What is needed:
Read the lines below. Copy out any that hold the string "showapi".

Available data:

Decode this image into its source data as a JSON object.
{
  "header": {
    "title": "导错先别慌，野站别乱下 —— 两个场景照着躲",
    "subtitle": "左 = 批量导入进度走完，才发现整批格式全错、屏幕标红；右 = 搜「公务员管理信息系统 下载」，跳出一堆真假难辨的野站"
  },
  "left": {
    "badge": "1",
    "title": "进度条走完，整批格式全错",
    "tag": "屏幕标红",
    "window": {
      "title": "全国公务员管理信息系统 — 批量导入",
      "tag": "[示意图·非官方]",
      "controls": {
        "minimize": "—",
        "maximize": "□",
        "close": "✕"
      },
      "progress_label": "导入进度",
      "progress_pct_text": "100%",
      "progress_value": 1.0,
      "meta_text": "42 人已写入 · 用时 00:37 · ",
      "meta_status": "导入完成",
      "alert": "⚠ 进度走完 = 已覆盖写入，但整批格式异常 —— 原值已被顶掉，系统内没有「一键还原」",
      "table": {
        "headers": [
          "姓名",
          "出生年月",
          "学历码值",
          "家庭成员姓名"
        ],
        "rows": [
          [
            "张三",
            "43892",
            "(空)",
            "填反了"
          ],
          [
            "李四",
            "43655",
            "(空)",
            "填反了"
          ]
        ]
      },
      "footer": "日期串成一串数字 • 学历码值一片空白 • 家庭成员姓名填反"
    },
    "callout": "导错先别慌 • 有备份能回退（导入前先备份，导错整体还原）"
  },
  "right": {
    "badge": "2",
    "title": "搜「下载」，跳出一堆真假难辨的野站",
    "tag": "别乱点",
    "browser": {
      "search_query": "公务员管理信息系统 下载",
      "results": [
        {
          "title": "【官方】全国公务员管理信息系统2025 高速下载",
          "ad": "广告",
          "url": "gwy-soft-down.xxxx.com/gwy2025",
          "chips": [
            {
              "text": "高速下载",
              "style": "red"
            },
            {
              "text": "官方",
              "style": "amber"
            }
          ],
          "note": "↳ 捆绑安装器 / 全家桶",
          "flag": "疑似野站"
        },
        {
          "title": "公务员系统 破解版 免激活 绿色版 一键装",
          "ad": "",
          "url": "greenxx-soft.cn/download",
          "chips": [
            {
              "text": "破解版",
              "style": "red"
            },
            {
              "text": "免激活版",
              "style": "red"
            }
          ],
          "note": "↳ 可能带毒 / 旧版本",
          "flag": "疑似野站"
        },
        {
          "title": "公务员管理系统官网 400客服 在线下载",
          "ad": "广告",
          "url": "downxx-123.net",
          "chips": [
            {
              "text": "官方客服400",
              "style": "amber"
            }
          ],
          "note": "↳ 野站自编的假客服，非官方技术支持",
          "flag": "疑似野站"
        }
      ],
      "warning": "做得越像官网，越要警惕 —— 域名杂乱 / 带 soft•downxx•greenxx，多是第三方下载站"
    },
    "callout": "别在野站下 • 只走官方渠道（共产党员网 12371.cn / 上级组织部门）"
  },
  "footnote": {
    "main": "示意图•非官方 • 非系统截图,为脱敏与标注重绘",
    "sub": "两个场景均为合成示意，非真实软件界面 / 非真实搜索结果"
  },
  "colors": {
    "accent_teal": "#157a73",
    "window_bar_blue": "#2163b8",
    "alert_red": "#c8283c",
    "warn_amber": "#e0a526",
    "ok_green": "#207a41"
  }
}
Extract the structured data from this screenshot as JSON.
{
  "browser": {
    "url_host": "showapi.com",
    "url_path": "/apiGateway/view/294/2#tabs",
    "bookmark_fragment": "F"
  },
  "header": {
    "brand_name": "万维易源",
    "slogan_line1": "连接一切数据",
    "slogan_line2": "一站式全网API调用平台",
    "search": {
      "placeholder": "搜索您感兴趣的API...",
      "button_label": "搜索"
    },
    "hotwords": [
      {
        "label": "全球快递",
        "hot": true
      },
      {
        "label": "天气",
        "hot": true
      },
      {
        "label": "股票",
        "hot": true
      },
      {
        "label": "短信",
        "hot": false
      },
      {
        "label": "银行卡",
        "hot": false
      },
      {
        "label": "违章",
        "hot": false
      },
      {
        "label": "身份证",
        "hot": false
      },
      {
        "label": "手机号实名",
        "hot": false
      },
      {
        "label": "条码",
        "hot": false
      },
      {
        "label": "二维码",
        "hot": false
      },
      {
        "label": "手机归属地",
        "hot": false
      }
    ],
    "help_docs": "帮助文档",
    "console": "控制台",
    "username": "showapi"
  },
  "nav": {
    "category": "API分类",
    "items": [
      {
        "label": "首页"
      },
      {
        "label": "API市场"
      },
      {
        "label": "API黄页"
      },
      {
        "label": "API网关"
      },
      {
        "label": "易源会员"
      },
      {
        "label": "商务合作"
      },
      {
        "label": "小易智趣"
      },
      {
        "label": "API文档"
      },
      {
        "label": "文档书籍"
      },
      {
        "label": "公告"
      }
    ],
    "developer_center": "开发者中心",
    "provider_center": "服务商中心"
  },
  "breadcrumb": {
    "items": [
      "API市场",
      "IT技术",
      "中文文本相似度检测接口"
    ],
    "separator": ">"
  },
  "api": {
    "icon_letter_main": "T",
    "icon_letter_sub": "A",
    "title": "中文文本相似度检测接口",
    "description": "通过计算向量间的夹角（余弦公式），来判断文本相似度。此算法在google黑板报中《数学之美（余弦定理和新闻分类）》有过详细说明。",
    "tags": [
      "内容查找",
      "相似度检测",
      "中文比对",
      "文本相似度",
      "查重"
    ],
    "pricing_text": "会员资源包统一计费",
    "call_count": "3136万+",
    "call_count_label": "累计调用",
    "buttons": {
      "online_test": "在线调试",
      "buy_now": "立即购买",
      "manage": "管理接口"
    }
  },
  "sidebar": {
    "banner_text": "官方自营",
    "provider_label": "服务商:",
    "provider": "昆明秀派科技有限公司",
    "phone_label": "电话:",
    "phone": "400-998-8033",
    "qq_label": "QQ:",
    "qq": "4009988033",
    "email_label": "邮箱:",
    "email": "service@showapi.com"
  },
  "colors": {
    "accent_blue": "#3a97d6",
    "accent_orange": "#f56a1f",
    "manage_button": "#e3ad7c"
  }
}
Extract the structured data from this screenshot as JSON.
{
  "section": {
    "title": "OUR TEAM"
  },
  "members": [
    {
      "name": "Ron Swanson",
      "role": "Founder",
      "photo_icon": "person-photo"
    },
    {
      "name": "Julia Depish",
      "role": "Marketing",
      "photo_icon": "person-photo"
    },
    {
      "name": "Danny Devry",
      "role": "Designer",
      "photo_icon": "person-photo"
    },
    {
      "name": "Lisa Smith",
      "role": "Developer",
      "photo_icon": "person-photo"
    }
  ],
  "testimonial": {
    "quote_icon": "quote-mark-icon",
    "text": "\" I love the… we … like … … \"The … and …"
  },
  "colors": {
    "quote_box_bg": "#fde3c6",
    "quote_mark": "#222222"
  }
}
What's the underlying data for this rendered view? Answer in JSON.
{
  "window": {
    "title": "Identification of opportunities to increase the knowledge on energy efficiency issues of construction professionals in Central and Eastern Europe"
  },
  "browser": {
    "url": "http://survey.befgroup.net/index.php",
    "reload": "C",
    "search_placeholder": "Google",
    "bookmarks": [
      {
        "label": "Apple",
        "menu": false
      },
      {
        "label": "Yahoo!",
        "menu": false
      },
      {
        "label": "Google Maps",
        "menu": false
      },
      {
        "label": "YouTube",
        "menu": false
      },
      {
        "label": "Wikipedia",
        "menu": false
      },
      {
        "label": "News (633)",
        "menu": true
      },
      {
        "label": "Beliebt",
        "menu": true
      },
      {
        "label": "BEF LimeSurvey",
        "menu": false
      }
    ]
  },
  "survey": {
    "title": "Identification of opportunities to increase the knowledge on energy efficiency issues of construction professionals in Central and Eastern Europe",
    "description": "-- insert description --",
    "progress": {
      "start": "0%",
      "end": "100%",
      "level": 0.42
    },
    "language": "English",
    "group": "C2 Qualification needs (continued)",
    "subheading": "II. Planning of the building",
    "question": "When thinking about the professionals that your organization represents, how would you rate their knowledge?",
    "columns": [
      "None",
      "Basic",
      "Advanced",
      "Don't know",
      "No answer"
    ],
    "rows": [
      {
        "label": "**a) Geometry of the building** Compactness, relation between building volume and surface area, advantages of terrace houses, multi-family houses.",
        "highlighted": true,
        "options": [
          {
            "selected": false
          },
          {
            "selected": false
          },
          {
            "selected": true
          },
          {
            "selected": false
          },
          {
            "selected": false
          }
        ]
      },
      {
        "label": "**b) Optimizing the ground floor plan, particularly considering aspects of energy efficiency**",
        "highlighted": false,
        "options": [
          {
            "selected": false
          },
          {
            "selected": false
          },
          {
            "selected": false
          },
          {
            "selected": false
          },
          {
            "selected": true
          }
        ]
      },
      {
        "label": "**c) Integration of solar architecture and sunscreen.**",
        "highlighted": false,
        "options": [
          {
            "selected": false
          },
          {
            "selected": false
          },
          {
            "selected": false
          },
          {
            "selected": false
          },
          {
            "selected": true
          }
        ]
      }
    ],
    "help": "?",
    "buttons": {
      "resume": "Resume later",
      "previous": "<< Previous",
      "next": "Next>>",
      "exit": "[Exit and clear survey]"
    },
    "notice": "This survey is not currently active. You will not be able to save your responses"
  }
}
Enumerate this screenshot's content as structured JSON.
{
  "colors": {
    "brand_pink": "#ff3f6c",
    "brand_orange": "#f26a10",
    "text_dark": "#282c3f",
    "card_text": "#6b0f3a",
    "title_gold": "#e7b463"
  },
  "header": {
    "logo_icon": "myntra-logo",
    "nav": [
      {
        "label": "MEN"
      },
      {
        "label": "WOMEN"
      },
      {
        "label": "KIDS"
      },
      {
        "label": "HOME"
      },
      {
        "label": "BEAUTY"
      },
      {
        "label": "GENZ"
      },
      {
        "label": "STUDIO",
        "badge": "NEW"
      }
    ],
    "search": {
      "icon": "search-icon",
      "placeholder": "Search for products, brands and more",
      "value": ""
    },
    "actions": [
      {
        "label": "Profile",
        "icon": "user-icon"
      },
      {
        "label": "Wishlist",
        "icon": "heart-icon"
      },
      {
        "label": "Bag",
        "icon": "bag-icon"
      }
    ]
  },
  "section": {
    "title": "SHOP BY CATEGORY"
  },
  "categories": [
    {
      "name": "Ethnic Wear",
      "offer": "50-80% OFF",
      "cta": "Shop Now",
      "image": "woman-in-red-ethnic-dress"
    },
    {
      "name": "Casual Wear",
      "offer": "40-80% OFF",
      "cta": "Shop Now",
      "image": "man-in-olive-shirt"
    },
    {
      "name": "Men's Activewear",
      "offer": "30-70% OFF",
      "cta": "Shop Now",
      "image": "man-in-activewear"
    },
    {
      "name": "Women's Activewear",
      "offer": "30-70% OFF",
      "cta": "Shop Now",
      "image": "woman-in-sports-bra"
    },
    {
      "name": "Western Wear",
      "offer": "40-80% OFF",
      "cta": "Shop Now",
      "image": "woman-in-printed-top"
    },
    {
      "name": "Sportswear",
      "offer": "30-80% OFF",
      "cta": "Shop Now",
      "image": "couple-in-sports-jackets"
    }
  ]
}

Completed exercise:
    "url_host": "showapi.com",
    "username": "showapi"
    "email": "service@showapi.com"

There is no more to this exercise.